INFORMATION SHOWN -
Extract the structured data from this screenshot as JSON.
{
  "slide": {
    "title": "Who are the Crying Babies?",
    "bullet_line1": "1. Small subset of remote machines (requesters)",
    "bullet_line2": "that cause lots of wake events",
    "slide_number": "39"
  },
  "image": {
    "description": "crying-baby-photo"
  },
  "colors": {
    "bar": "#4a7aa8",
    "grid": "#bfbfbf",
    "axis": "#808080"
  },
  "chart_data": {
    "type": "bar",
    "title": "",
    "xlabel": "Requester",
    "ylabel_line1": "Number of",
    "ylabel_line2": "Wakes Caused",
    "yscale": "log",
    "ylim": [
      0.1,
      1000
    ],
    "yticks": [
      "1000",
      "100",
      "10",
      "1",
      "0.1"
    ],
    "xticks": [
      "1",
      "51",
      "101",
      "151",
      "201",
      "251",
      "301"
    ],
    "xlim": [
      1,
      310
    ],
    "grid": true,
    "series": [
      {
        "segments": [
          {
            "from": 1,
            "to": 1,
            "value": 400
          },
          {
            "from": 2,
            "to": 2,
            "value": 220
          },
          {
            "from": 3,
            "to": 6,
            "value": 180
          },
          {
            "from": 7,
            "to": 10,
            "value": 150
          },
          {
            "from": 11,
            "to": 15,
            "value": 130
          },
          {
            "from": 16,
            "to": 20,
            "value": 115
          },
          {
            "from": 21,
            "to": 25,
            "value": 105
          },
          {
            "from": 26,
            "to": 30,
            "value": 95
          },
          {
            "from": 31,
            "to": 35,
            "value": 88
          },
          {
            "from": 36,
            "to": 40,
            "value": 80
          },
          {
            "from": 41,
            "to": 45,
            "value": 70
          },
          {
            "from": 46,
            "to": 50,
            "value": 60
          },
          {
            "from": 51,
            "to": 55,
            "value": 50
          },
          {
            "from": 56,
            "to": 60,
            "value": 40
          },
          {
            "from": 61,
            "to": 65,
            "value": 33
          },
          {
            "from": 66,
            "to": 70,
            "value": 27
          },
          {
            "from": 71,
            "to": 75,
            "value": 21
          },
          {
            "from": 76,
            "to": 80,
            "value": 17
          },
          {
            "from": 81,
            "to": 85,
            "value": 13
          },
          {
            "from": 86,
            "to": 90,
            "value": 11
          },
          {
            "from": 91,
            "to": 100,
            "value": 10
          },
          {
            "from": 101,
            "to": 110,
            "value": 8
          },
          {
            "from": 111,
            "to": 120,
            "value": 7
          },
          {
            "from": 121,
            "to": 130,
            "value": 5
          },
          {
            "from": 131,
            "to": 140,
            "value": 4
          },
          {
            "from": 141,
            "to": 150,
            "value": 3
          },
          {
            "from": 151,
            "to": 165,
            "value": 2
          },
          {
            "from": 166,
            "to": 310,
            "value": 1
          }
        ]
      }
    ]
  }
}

WHAT YOU ARE ASKED TO DO - Search the records above for "title". Copy each line where it is found.

RESPONSE -
    "title": "Who are the Crying Babies?",
    "title": "",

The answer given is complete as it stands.